**WORK TO COMPLETE**
Without omitting anything, return the records precisely as given.
* Start *
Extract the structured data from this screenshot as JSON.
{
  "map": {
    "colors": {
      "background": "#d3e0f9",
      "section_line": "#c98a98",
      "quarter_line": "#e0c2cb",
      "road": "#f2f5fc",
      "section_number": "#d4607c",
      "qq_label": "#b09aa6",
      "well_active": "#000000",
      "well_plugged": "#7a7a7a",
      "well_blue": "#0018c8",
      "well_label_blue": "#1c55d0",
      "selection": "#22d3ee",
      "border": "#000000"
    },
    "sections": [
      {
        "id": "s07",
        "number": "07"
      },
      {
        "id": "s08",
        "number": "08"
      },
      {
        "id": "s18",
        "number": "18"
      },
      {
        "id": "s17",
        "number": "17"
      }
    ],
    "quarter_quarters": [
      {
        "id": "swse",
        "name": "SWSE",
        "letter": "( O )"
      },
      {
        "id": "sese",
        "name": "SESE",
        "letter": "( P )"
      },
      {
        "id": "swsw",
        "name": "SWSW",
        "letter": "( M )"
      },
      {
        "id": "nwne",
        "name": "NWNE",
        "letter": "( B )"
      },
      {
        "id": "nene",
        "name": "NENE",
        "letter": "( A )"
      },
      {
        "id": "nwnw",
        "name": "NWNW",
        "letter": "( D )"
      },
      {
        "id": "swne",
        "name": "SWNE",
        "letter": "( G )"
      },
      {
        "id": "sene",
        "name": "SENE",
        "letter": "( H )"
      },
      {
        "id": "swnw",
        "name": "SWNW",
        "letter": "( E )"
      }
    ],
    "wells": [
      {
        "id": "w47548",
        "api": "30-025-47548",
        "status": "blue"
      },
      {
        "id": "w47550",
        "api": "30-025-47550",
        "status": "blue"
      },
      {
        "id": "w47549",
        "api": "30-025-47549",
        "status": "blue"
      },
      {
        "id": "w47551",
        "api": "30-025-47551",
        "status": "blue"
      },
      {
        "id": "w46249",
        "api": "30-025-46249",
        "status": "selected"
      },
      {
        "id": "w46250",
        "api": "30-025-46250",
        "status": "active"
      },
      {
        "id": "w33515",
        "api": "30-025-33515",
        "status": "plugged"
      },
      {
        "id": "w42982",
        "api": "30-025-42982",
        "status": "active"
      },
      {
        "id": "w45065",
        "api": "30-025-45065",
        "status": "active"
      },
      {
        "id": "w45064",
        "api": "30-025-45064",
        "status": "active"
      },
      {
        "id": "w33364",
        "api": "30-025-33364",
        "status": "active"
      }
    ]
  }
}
* End *
**TASK ANSWER**
Extract the structured data from this screenshot as JSON.
{
  "map": {
    "colors": {
      "background": "#d3e0f9",
      "section_line": "#c98a98",
      "quarter_line": "#e0c2cb",
      "road": "#f2f5fc",
      "section_number": "#d4607c",
      "qq_label": "#b09aa6",
      "well_active": "#000000",
      "well_plugged": "#7a7a7a",
      "well_blue": "#0018c8",
      "well_label_blue": "#1c55d0",
      "selection": "#22d3ee",
      "border": "#000000"
    },
    "sections": [
      {
        "id": "s07",
        "number": "07"
      },
      {
        "id": "s08",
        "number": "08"
      },
      {
        "id": "s18",
        "number": "18"
      },
      {
        "id": "s17",
        "number": "17"
      }
    ],
    "quarter_quarters": [
      {
        "id": "swse",
        "name": "SWSE",
        "letter": "( O )"
      },
      {
        "id": "sese",
        "name": "SESE",
        "letter": "( P )"
      },
      {
        "id": "swsw",
        "name": "SWSW",
        "letter": "( M )"
      },
      {
        "id": "nwne",
        "name": "NWNE",
        "letter": "( B )"
      },
      {
        "id": "nene",
        "name": "NENE",
        "letter": "( A )"
      },
      {
        "id": "nwnw",
        "name": "NWNW",
        "letter": "( D )"
      },
      {
        "id": "swne",
        "name": "SWNE",
        "letter": "( G )"
      },
      {
        "id": "sene",
        "name": "SENE",
        "letter": "( H )"
      },
      {
        "id": "swnw",
        "name": "SWNW",
        "letter": "( E )"
      }
    ],
    "wells": [
      {
        "id": "w47548",
        "api": "30-025-47548",
        "status": "blue"
      },
      {
        "id": "w47550",
        "api": "30-025-47550",
        "status": "blue"
      },
      {
        "id": "w47549",
        "api": "30-025-47549",
        "status": "blue"
      },
      {
        "id": "w47551",
        "api": "30-025-47551",
        "status": "blue"
      },
      {
        "id": "w46249",
        "api": "30-025-46249",
        "status": "selected"
      },
      {
        "id": "w46250",
        "api": "30-025-46250",
        "status": "active"
      },
      {
        "id": "w33515",
        "api": "30-025-33515",
        "status": "plugged"
      },
      {
        "id": "w42982",
        "api": "30-025-42982",
        "status": "active"
      },
      {
        "id": "w45065",
        "api": "30-025-45065",
        "status": "active"
      },
      {
        "id": "w45064",
        "api": "30-025-45064",
        "status": "active"
      },
      {
        "id": "w33364",
        "api": "30-025-33364",
        "status": "active"
      }
    ]
  }
}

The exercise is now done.